> DATA EXCERPTS
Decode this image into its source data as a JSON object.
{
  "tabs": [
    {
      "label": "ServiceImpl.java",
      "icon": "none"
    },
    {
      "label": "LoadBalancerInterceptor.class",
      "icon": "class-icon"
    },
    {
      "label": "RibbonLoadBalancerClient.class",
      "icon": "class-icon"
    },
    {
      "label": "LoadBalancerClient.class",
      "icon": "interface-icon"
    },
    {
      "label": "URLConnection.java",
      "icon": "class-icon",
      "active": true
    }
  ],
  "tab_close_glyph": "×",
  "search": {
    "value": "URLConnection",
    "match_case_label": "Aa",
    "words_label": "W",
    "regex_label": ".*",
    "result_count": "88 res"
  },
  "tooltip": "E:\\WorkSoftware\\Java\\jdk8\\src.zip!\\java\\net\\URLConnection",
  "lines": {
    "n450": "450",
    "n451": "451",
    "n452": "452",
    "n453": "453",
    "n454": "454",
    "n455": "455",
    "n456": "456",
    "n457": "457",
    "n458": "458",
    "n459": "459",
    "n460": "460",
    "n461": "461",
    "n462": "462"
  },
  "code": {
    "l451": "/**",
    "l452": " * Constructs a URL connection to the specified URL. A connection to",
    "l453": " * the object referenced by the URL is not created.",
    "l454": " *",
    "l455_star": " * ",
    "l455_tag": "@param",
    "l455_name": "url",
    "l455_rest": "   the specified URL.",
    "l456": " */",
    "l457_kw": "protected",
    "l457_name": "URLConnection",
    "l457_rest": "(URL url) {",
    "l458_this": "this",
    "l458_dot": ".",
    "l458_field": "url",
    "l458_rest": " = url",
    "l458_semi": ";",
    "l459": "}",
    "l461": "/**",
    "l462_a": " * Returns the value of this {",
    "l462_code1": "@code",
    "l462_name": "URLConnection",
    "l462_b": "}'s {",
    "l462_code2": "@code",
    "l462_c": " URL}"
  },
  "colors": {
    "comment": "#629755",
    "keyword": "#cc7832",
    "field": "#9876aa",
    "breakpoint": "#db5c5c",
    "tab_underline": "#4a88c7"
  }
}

> EXERCISE INSTRUCTIONS
Word for word, extract all the records.

> EXERCISE ANSWER
Decode this image into its source data as a JSON object.
{
  "tabs": [
    {
      "label": "ServiceImpl.java",
      "icon": "none"
    },
    {
      "label": "LoadBalancerInterceptor.class",
      "icon": "class-icon"
    },
    {
      "label": "RibbonLoadBalancerClient.class",
      "icon": "class-icon"
    },
    {
      "label": "LoadBalancerClient.class",
      "icon": "interface-icon"
    },
    {
      "label": "URLConnection.java",
      "icon": "class-icon",
      "active": true
    }
  ],
  "tab_close_glyph": "×",
  "search": {
    "value": "URLConnection",
    "match_case_label": "Aa",
    "words_label": "W",
    "regex_label": ".*",
    "result_count": "88 res"
  },
  "tooltip": "E:\\WorkSoftware\\Java\\jdk8\\src.zip!\\java\\net\\URLConnection",
  "lines": {
    "n450": "450",
    "n451": "451",
    "n452": "452",
    "n453": "453",
    "n454": "454",
    "n455": "455",
    "n456": "456",
    "n457": "457",
    "n458": "458",
    "n459": "459",
    "n460": "460",
    "n461": "461",
    "n462": "462"
  },
  "code": {
    "l451": "/**",
    "l452": " * Constructs a URL connection to the specified URL. A connection to",
    "l453": " * the object referenced by the URL is not created.",
    "l454": " *",
    "l455_star": " * ",
    "l455_tag": "@param",
    "l455_name": "url",
    "l455_rest": "   the specified URL.",
    "l456": " */",
    "l457_kw": "protected",
    "l457_name": "URLConnection",
    "l457_rest": "(URL url) {",
    "l458_this": "this",
    "l458_dot": ".",
    "l458_field": "url",
    "l458_rest": " = url",
    "l458_semi": ";",
    "l459": "}",
    "l461": "/**",
    "l462_a": " * Returns the value of this {",
    "l462_code1": "@code",
    "l462_name": "URLConnection",
    "l462_b": "}'s {",
    "l462_code2": "@code",
    "l462_c": " URL}"
  },
  "colors": {
    "comment": "#629755",
    "keyword": "#cc7832",
    "field": "#9876aa",
    "breakpoint": "#db5c5c",
    "tab_underline": "#4a88c7"
  }
}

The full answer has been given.